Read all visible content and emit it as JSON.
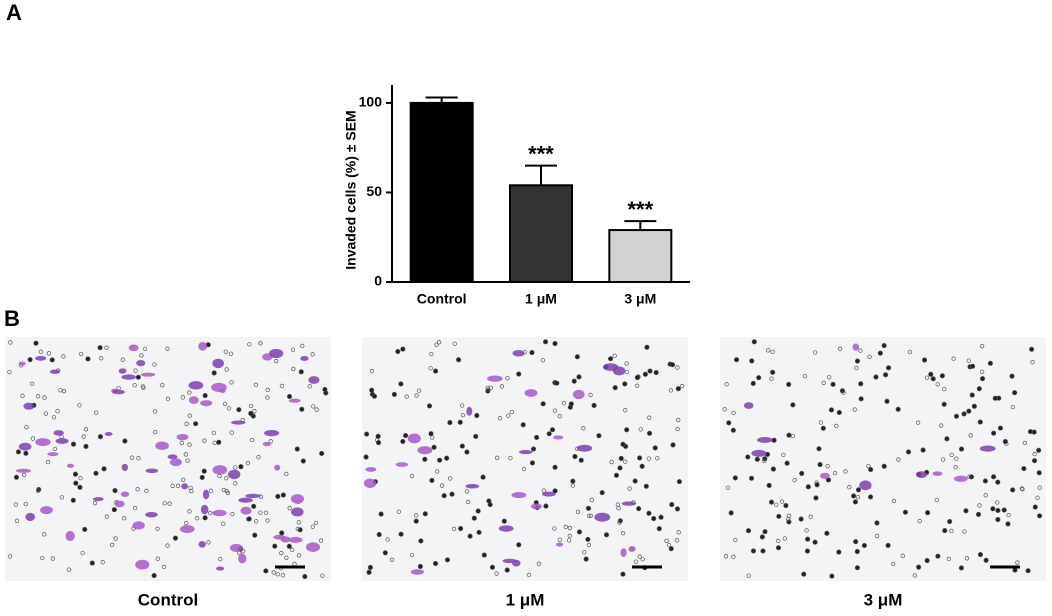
{
  "panel_labels": [
    "A",
    "B"
  ],
  "chart_data": {
    "type": "bar",
    "y_label": "Invaded cells (%) ± SEM",
    "categories": [
      "Control",
      "1 μM",
      "3 μM"
    ],
    "values": [
      100,
      54,
      29
    ],
    "errors": [
      3,
      11,
      5
    ],
    "colors": [
      "#000000",
      "#333333",
      "#d3d3d3"
    ],
    "annotations": [
      {
        "category": "1 μM",
        "text": "***"
      },
      {
        "category": "3 μM",
        "text": "***"
      }
    ],
    "ylim": [
      0,
      110
    ],
    "yticks": [
      0,
      50,
      100
    ]
  },
  "images": [
    {
      "caption": "Control"
    },
    {
      "caption": "1 μM"
    },
    {
      "caption": "3 μM"
    }
  ]
}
========
**Work task**.
Work out how many lines in the entries contain "caption" and give that number alone.

**Solution to the problem**.
3